Problem to solve:
Transcribe each record exactly. Include every one.
::: Exercise inputs :::
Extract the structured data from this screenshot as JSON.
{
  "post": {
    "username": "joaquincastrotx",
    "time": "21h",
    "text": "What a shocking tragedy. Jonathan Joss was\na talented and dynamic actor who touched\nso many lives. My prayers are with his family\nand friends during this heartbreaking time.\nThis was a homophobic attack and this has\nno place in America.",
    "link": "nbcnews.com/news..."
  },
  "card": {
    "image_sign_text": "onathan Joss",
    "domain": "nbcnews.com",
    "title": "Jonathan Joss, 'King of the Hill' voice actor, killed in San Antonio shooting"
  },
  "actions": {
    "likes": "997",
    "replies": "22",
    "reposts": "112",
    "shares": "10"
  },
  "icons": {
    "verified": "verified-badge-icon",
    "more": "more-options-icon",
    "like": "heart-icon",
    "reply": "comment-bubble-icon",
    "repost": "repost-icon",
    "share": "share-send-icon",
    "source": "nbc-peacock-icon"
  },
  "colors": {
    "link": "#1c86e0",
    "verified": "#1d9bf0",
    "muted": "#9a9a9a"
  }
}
:::
The response:
Extract the structured data from this screenshot as JSON.
{
  "post": {
    "username": "joaquincastrotx",
    "time": "21h",
    "text": "What a shocking tragedy. Jonathan Joss was\na talented and dynamic actor who touched\nso many lives. My prayers are with his family\nand friends during this heartbreaking time.\nThis was a homophobic attack and this has\nno place in America.",
    "link": "nbcnews.com/news..."
  },
  "card": {
    "image_sign_text": "onathan Joss",
    "domain": "nbcnews.com",
    "title": "Jonathan Joss, 'King of the Hill' voice actor, killed in San Antonio shooting"
  },
  "actions": {
    "likes": "997",
    "replies": "22",
    "reposts": "112",
    "shares": "10"
  },
  "icons": {
    "verified": "verified-badge-icon",
    "more": "more-options-icon",
    "like": "heart-icon",
    "reply": "comment-bubble-icon",
    "repost": "repost-icon",
    "share": "share-send-icon",
    "source": "nbc-peacock-icon"
  },
  "colors": {
    "link": "#1c86e0",
    "verified": "#1d9bf0",
    "muted": "#9a9a9a"
  }
}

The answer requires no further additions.